- [INSTRUCTIONS FOR THE TASK]: Find every line with the word "infrastruktury". Copy those lines.

- [THE DATA]:
- - - -

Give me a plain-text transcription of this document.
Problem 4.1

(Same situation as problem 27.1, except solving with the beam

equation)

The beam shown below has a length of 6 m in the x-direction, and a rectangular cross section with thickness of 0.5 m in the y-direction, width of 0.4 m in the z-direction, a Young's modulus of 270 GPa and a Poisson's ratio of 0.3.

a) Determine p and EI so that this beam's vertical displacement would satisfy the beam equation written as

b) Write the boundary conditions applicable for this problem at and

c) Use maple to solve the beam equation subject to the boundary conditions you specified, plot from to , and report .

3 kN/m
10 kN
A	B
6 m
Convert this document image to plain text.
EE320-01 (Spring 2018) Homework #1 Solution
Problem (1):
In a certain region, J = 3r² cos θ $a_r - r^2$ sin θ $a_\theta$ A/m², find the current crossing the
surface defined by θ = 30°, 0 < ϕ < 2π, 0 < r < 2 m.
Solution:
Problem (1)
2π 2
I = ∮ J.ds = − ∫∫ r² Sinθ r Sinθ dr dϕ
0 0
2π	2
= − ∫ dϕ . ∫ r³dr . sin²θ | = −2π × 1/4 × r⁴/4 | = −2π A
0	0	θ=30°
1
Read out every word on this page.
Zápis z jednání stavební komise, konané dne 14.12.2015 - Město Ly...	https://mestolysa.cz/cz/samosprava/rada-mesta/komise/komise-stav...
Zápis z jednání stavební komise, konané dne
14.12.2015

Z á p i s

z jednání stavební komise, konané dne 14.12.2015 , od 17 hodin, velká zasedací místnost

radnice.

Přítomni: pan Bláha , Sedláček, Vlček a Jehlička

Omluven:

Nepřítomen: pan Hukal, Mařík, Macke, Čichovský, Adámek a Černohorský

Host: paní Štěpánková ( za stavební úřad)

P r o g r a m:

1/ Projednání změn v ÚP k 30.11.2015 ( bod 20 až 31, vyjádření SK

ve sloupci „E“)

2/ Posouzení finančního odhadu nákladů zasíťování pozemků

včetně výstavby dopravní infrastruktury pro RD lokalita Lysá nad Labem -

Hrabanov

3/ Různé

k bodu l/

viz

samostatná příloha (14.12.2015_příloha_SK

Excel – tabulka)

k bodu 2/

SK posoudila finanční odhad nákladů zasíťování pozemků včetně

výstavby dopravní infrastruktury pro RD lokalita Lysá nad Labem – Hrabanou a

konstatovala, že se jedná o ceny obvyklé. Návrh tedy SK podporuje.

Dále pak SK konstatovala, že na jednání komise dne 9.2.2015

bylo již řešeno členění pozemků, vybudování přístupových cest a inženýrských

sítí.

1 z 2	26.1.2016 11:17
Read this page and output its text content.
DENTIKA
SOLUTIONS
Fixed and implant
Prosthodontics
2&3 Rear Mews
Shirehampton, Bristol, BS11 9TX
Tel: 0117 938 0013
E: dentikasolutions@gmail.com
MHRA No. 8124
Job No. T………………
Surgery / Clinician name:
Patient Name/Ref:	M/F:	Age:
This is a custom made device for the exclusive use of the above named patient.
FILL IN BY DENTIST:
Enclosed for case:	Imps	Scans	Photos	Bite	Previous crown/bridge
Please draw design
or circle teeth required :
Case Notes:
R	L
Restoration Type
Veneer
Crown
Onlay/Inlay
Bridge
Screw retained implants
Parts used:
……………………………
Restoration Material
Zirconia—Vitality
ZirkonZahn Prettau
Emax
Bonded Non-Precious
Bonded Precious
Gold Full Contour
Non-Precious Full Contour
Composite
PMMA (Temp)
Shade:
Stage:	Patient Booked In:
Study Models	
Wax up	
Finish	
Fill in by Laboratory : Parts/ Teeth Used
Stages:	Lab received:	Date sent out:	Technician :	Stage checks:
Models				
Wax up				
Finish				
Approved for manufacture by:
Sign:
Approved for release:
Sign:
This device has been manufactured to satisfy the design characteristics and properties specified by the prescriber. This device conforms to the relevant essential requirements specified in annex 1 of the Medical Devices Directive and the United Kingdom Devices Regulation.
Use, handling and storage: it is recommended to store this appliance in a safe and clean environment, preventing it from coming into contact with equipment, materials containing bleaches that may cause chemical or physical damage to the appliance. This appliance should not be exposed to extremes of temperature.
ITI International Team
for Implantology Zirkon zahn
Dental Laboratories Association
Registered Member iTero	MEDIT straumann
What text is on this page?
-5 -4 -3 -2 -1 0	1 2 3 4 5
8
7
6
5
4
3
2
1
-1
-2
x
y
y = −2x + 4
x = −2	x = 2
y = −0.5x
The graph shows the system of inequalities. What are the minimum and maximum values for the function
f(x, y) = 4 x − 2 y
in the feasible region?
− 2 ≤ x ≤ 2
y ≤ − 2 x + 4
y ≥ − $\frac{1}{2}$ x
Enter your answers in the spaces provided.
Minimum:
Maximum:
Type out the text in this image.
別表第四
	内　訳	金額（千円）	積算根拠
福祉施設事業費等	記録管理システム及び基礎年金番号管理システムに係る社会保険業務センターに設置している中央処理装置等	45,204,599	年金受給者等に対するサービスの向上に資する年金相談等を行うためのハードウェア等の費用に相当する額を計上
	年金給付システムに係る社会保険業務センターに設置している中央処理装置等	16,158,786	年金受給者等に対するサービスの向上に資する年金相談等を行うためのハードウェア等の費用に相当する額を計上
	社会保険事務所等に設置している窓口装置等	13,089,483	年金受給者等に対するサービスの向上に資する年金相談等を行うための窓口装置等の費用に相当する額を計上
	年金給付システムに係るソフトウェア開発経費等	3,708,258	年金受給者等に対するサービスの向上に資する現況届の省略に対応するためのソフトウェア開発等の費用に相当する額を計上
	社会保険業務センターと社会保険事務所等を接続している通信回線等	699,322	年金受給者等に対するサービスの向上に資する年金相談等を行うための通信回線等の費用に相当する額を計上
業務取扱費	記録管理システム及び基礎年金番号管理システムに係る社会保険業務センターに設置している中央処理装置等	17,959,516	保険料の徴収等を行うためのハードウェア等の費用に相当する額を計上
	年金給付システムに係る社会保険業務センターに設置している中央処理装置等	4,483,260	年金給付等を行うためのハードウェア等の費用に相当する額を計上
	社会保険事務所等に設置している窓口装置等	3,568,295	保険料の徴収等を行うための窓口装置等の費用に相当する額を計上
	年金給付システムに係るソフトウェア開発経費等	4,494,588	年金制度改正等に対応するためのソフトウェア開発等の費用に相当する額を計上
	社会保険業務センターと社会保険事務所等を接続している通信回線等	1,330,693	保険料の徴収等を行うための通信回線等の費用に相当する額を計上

- - - -

- [WRITTEN RESPONSE]:
včetně výstavby dopravní infrastruktury pro RD lokalita Lysá nad Labem -
výstavby dopravní infrastruktury pro RD lokalita Lysá nad Labem – Hrabanou a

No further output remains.